_Written instruction_
Write down every entry below once more, exactly.

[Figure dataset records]
"""
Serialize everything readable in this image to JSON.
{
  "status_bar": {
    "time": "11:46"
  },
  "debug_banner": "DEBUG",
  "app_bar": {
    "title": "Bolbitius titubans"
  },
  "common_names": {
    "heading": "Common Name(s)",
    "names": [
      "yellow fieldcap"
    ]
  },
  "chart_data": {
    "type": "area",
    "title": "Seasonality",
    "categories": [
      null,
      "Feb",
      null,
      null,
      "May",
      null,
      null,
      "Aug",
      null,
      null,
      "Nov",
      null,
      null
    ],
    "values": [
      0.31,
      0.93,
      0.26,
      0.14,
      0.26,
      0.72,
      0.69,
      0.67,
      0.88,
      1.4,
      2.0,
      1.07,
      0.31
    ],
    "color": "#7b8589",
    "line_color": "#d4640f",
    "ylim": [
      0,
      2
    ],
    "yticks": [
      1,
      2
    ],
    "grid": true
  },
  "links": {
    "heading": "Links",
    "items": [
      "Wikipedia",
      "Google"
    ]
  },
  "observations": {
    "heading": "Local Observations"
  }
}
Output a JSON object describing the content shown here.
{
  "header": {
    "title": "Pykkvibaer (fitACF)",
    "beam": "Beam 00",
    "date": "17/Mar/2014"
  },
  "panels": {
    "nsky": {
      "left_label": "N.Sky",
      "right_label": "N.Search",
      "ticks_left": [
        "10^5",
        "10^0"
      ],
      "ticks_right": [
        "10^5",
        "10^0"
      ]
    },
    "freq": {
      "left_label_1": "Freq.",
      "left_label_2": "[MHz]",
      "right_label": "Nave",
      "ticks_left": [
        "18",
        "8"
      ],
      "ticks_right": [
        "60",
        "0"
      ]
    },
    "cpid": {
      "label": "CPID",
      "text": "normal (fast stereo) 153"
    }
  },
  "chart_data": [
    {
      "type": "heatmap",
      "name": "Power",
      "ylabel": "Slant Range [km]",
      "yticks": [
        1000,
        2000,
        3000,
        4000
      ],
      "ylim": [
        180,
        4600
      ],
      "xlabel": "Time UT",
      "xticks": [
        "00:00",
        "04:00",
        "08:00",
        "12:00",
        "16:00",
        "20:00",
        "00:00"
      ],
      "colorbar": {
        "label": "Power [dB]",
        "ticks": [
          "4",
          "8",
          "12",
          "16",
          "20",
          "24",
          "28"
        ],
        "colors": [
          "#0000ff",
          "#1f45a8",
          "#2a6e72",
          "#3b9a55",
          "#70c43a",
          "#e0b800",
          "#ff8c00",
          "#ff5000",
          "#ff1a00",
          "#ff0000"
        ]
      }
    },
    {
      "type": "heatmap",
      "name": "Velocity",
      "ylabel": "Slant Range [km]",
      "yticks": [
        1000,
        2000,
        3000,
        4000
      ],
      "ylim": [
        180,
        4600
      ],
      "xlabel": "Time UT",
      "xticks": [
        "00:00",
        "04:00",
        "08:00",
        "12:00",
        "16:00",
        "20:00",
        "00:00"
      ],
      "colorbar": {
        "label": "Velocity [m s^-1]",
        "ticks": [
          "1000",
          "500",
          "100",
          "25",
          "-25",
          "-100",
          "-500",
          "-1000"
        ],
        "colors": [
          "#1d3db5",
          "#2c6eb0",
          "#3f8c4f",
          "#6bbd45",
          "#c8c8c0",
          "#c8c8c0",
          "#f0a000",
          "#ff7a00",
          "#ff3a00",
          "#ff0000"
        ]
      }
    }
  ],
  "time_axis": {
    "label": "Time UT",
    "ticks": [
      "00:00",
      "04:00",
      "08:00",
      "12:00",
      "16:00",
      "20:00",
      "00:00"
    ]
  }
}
"""
_Full response_
Serialize everything readable in this image to JSON.
{
  "status_bar": {
    "time": "11:46"
  },
  "debug_banner": "DEBUG",
  "app_bar": {
    "title": "Bolbitius titubans"
  },
  "common_names": {
    "heading": "Common Name(s)",
    "names": [
      "yellow fieldcap"
    ]
  },
  "chart_data": {
    "type": "area",
    "title": "Seasonality",
    "categories": [
      null,
      "Feb",
      null,
      null,
      "May",
      null,
      null,
      "Aug",
      null,
      null,
      "Nov",
      null,
      null
    ],
    "values": [
      0.31,
      0.93,
      0.26,
      0.14,
      0.26,
      0.72,
      0.69,
      0.67,
      0.88,
      1.4,
      2.0,
      1.07,
      0.31
    ],
    "color": "#7b8589",
    "line_color": "#d4640f",
    "ylim": [
      0,
      2
    ],
    "yticks": [
      1,
      2
    ],
    "grid": true
  },
  "links": {
    "heading": "Links",
    "items": [
      "Wikipedia",
      "Google"
    ]
  },
  "observations": {
    "heading": "Local Observations"
  }
}
Output a JSON object describing the content shown here.
{
  "header": {
    "title": "Pykkvibaer (fitACF)",
    "beam": "Beam 00",
    "date": "17/Mar/2014"
  },
  "panels": {
    "nsky": {
      "left_label": "N.Sky",
      "right_label": "N.Search",
      "ticks_left": [
        "10^5",
        "10^0"
      ],
      "ticks_right": [
        "10^5",
        "10^0"
      ]
    },
    "freq": {
      "left_label_1": "Freq.",
      "left_label_2": "[MHz]",
      "right_label": "Nave",
      "ticks_left": [
        "18",
        "8"
      ],
      "ticks_right": [
        "60",
        "0"
      ]
    },
    "cpid": {
      "label": "CPID",
      "text": "normal (fast stereo) 153"
    }
  },
  "chart_data": [
    {
      "type": "heatmap",
      "name": "Power",
      "ylabel": "Slant Range [km]",
      "yticks": [
        1000,
        2000,
        3000,
        4000
      ],
      "ylim": [
        180,
        4600
      ],
      "xlabel": "Time UT",
      "xticks": [
        "00:00",
        "04:00",
        "08:00",
        "12:00",
        "16:00",
        "20:00",
        "00:00"
      ],
      "colorbar": {
        "label": "Power [dB]",
        "ticks": [
          "4",
          "8",
          "12",
          "16",
          "20",
          "24",
          "28"
        ],
        "colors": [
          "#0000ff",
          "#1f45a8",
          "#2a6e72",
          "#3b9a55",
          "#70c43a",
          "#e0b800",
          "#ff8c00",
          "#ff5000",
          "#ff1a00",
          "#ff0000"
        ]
      }
    },
    {
      "type": "heatmap",
      "name": "Velocity",
      "ylabel": "Slant Range [km]",
      "yticks": [
        1000,
        2000,
        3000,
        4000
      ],
      "ylim": [
        180,
        4600
      ],
      "xlabel": "Time UT",
      "xticks": [
        "00:00",
        "04:00",
        "08:00",
        "12:00",
        "16:00",
        "20:00",
        "00:00"
      ],
      "colorbar": {
        "label": "Velocity [m s^-1]",
        "ticks": [
          "1000",
          "500",
          "100",
          "25",
          "-25",
          "-100",
          "-500",
          "-1000"
        ],
        "colors": [
          "#1d3db5",
          "#2c6eb0",
          "#3f8c4f",
          "#6bbd45",
          "#c8c8c0",
          "#c8c8c0",
          "#f0a000",
          "#ff7a00",
          "#ff3a00",
          "#ff0000"
        ]
      }
    }
  ],
  "time_axis": {
    "label": "Time UT",
    "ticks": [
      "00:00",
      "04:00",
      "08:00",
      "12:00",
      "16:00",
      "20:00",
      "00:00"
    ]
  }
}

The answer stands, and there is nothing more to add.